● Items
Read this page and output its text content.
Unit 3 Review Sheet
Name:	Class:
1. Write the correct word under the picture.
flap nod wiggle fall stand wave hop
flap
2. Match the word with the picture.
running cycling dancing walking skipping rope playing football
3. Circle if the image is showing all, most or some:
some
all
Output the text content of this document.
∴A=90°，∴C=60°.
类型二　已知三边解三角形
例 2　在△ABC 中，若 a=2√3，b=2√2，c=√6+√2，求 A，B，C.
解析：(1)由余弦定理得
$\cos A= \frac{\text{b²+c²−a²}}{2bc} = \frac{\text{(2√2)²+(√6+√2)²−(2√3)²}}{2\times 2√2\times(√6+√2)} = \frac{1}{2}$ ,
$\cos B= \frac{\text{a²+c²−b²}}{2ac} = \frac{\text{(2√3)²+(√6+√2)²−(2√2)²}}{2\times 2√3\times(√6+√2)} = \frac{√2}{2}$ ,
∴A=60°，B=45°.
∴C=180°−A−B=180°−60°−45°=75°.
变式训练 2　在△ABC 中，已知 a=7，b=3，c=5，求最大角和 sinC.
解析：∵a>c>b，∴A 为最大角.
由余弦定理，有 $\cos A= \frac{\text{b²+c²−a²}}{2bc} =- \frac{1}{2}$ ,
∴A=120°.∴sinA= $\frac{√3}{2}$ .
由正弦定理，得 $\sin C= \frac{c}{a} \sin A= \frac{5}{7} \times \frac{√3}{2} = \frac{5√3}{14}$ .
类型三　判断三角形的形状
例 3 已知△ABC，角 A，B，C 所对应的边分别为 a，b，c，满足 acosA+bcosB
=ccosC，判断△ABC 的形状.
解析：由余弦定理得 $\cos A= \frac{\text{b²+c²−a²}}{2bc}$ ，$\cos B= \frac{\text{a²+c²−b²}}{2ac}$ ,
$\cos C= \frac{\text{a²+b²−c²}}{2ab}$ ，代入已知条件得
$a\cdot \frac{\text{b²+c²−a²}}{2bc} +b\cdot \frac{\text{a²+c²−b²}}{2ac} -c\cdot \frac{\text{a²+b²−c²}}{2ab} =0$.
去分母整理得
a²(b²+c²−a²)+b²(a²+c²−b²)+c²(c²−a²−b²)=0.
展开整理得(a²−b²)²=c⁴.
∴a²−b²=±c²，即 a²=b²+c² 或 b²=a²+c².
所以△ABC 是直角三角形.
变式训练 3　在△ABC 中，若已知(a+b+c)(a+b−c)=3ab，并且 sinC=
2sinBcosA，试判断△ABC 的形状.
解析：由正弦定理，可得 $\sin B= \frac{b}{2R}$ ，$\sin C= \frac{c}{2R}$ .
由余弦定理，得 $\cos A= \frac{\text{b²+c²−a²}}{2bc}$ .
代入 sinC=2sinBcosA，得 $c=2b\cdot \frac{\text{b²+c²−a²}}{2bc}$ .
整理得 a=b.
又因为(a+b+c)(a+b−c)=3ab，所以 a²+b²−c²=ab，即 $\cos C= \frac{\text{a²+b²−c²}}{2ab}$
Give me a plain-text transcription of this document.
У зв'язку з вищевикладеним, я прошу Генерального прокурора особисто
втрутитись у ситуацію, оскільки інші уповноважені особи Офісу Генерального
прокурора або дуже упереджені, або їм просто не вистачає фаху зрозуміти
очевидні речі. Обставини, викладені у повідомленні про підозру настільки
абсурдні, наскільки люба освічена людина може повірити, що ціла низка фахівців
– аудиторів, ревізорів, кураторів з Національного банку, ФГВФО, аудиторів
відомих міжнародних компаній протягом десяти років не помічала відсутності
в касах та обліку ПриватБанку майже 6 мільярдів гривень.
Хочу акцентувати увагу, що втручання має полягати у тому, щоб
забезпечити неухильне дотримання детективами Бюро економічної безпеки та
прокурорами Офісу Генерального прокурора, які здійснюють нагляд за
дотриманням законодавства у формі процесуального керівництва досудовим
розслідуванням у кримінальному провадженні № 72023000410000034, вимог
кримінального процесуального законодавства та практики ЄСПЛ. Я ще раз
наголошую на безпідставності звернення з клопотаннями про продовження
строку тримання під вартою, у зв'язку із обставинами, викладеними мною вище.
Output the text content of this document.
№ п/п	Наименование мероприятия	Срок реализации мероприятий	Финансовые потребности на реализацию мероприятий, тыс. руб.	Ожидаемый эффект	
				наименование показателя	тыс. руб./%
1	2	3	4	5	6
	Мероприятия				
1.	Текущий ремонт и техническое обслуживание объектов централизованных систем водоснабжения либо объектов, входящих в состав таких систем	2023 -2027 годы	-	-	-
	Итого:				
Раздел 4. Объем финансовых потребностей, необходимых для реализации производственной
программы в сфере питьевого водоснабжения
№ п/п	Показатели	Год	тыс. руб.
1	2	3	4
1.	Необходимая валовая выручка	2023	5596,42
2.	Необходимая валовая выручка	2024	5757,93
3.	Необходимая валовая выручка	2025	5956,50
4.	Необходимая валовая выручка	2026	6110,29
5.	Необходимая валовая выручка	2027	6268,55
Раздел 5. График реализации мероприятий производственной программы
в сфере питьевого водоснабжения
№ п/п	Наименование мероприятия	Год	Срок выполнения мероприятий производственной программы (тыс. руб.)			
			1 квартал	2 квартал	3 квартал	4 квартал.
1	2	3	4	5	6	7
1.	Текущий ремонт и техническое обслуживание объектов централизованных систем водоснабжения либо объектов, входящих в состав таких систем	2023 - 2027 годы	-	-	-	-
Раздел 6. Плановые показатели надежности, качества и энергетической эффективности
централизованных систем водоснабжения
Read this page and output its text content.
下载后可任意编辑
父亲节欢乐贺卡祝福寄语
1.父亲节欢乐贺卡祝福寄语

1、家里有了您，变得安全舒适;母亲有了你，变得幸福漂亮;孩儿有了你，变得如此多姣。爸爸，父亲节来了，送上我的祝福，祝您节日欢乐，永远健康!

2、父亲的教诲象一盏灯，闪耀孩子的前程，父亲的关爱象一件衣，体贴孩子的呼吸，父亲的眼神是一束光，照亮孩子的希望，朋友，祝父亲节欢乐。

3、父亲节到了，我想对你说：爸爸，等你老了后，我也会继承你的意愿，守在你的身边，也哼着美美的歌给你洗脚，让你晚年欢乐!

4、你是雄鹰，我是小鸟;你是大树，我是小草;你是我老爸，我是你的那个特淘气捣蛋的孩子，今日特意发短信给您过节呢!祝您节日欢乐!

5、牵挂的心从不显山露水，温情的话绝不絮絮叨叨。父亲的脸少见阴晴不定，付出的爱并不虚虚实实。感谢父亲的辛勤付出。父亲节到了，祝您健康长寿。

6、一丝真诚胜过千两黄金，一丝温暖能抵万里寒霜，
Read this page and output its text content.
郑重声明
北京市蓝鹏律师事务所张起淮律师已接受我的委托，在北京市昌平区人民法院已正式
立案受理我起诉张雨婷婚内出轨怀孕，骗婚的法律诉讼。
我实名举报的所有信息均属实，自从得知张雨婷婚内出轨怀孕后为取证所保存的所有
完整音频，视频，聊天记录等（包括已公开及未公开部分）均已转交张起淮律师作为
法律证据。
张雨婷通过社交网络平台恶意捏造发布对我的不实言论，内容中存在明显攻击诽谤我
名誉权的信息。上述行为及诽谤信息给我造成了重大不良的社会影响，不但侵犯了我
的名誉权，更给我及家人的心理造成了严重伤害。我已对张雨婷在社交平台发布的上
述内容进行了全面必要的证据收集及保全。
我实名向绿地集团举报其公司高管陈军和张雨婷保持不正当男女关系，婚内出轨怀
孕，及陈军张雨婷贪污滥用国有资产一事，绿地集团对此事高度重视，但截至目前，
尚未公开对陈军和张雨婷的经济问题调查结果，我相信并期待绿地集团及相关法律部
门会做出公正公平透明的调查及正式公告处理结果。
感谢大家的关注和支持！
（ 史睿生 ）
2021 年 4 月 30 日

● Task to carry out
Return all of the entries exactly as written.

● In response
Read this page and output its text content.
Unit 3 Review Sheet
Name:	Class:
1. Write the correct word under the picture.
flap nod wiggle fall stand wave hop
flap
2. Match the word with the picture.
running cycling dancing walking skipping rope playing football
3. Circle if the image is showing all, most or some:
some
all
Output the text content of this document.
∴A=90°，∴C=60°.
类型二　已知三边解三角形
例 2　在△ABC 中，若 a=2√3，b=2√2，c=√6+√2，求 A，B，C.
解析：(1)由余弦定理得
$\cos A= \frac{\text{b²+c²−a²}}{2bc} = \frac{\text{(2√2)²+(√6+√2)²−(2√3)²}}{2\times 2√2\times(√6+√2)} = \frac{1}{2}$ ,
$\cos B= \frac{\text{a²+c²−b²}}{2ac} = \frac{\text{(2√3)²+(√6+√2)²−(2√2)²}}{2\times 2√3\times(√6+√2)} = \frac{√2}{2}$ ,
∴A=60°，B=45°.
∴C=180°−A−B=180°−60°−45°=75°.
变式训练 2　在△ABC 中，已知 a=7，b=3，c=5，求最大角和 sinC.
解析：∵a>c>b，∴A 为最大角.
由余弦定理，有 $\cos A= \frac{\text{b²+c²−a²}}{2bc} =- \frac{1}{2}$ ,
∴A=120°.∴sinA= $\frac{√3}{2}$ .
由正弦定理，得 $\sin C= \frac{c}{a} \sin A= \frac{5}{7} \times \frac{√3}{2} = \frac{5√3}{14}$ .
类型三　判断三角形的形状
例 3 已知△ABC，角 A，B，C 所对应的边分别为 a，b，c，满足 acosA+bcosB
=ccosC，判断△ABC 的形状.
解析：由余弦定理得 $\cos A= \frac{\text{b²+c²−a²}}{2bc}$ ，$\cos B= \frac{\text{a²+c²−b²}}{2ac}$ ,
$\cos C= \frac{\text{a²+b²−c²}}{2ab}$ ，代入已知条件得
$a\cdot \frac{\text{b²+c²−a²}}{2bc} +b\cdot \frac{\text{a²+c²−b²}}{2ac} -c\cdot \frac{\text{a²+b²−c²}}{2ab} =0$.
去分母整理得
a²(b²+c²−a²)+b²(a²+c²−b²)+c²(c²−a²−b²)=0.
展开整理得(a²−b²)²=c⁴.
∴a²−b²=±c²，即 a²=b²+c² 或 b²=a²+c².
所以△ABC 是直角三角形.
变式训练 3　在△ABC 中，若已知(a+b+c)(a+b−c)=3ab，并且 sinC=
2sinBcosA，试判断△ABC 的形状.
解析：由正弦定理，可得 $\sin B= \frac{b}{2R}$ ，$\sin C= \frac{c}{2R}$ .
由余弦定理，得 $\cos A= \frac{\text{b²+c²−a²}}{2bc}$ .
代入 sinC=2sinBcosA，得 $c=2b\cdot \frac{\text{b²+c²−a²}}{2bc}$ .
整理得 a=b.
又因为(a+b+c)(a+b−c)=3ab，所以 a²+b²−c²=ab，即 $\cos C= \frac{\text{a²+b²−c²}}{2ab}$
Give me a plain-text transcription of this document.
У зв'язку з вищевикладеним, я прошу Генерального прокурора особисто
втрутитись у ситуацію, оскільки інші уповноважені особи Офісу Генерального
прокурора або дуже упереджені, або їм просто не вистачає фаху зрозуміти
очевидні речі. Обставини, викладені у повідомленні про підозру настільки
абсурдні, наскільки люба освічена людина може повірити, що ціла низка фахівців
– аудиторів, ревізорів, кураторів з Національного банку, ФГВФО, аудиторів
відомих міжнародних компаній протягом десяти років не помічала відсутності
в касах та обліку ПриватБанку майже 6 мільярдів гривень.
Хочу акцентувати увагу, що втручання має полягати у тому, щоб
забезпечити неухильне дотримання детективами Бюро економічної безпеки та
прокурорами Офісу Генерального прокурора, які здійснюють нагляд за
дотриманням законодавства у формі процесуального керівництва досудовим
розслідуванням у кримінальному провадженні № 72023000410000034, вимог
кримінального процесуального законодавства та практики ЄСПЛ. Я ще раз
наголошую на безпідставності звернення з клопотаннями про продовження
строку тримання під вартою, у зв'язку із обставинами, викладеними мною вище.
Output the text content of this document.
№ п/п	Наименование мероприятия	Срок реализации мероприятий	Финансовые потребности на реализацию мероприятий, тыс. руб.	Ожидаемый эффект	
				наименование показателя	тыс. руб./%
1	2	3	4	5	6
	Мероприятия				
1.	Текущий ремонт и техническое обслуживание объектов централизованных систем водоснабжения либо объектов, входящих в состав таких систем	2023 -2027 годы	-	-	-
	Итого:				
Раздел 4. Объем финансовых потребностей, необходимых для реализации производственной
программы в сфере питьевого водоснабжения
№ п/п	Показатели	Год	тыс. руб.
1	2	3	4
1.	Необходимая валовая выручка	2023	5596,42
2.	Необходимая валовая выручка	2024	5757,93
3.	Необходимая валовая выручка	2025	5956,50
4.	Необходимая валовая выручка	2026	6110,29
5.	Необходимая валовая выручка	2027	6268,55
Раздел 5. График реализации мероприятий производственной программы
в сфере питьевого водоснабжения
№ п/п	Наименование мероприятия	Год	Срок выполнения мероприятий производственной программы (тыс. руб.)			
			1 квартал	2 квартал	3 квартал	4 квартал.
1	2	3	4	5	6	7
1.	Текущий ремонт и техническое обслуживание объектов централизованных систем водоснабжения либо объектов, входящих в состав таких систем	2023 - 2027 годы	-	-	-	-
Раздел 6. Плановые показатели надежности, качества и энергетической эффективности
централизованных систем водоснабжения
Read this page and output its text content.
下载后可任意编辑
父亲节欢乐贺卡祝福寄语
1.父亲节欢乐贺卡祝福寄语

1、家里有了您，变得安全舒适;母亲有了你，变得幸福漂亮;孩儿有了你，变得如此多姣。爸爸，父亲节来了，送上我的祝福，祝您节日欢乐，永远健康!

2、父亲的教诲象一盏灯，闪耀孩子的前程，父亲的关爱象一件衣，体贴孩子的呼吸，父亲的眼神是一束光，照亮孩子的希望，朋友，祝父亲节欢乐。

3、父亲节到了，我想对你说：爸爸，等你老了后，我也会继承你的意愿，守在你的身边，也哼着美美的歌给你洗脚，让你晚年欢乐!

4、你是雄鹰，我是小鸟;你是大树，我是小草;你是我老爸，我是你的那个特淘气捣蛋的孩子，今日特意发短信给您过节呢!祝您节日欢乐!

5、牵挂的心从不显山露水，温情的话绝不絮絮叨叨。父亲的脸少见阴晴不定，付出的爱并不虚虚实实。感谢父亲的辛勤付出。父亲节到了，祝您健康长寿。

6、一丝真诚胜过千两黄金，一丝温暖能抵万里寒霜，
Read this page and output its text content.
郑重声明
北京市蓝鹏律师事务所张起淮律师已接受我的委托，在北京市昌平区人民法院已正式
立案受理我起诉张雨婷婚内出轨怀孕，骗婚的法律诉讼。
我实名举报的所有信息均属实，自从得知张雨婷婚内出轨怀孕后为取证所保存的所有
完整音频，视频，聊天记录等（包括已公开及未公开部分）均已转交张起淮律师作为
法律证据。
张雨婷通过社交网络平台恶意捏造发布对我的不实言论，内容中存在明显攻击诽谤我
名誉权的信息。上述行为及诽谤信息给我造成了重大不良的社会影响，不但侵犯了我
的名誉权，更给我及家人的心理造成了严重伤害。我已对张雨婷在社交平台发布的上
述内容进行了全面必要的证据收集及保全。
我实名向绿地集团举报其公司高管陈军和张雨婷保持不正当男女关系，婚内出轨怀
孕，及陈军张雨婷贪污滥用国有资产一事，绿地集团对此事高度重视，但截至目前，
尚未公开对陈军和张雨婷的经济问题调查结果，我相信并期待绿地集团及相关法律部
门会做出公正公平透明的调查及正式公告处理结果。
感谢大家的关注和支持！
（ 史睿生 ）
2021 年 4 月 30 日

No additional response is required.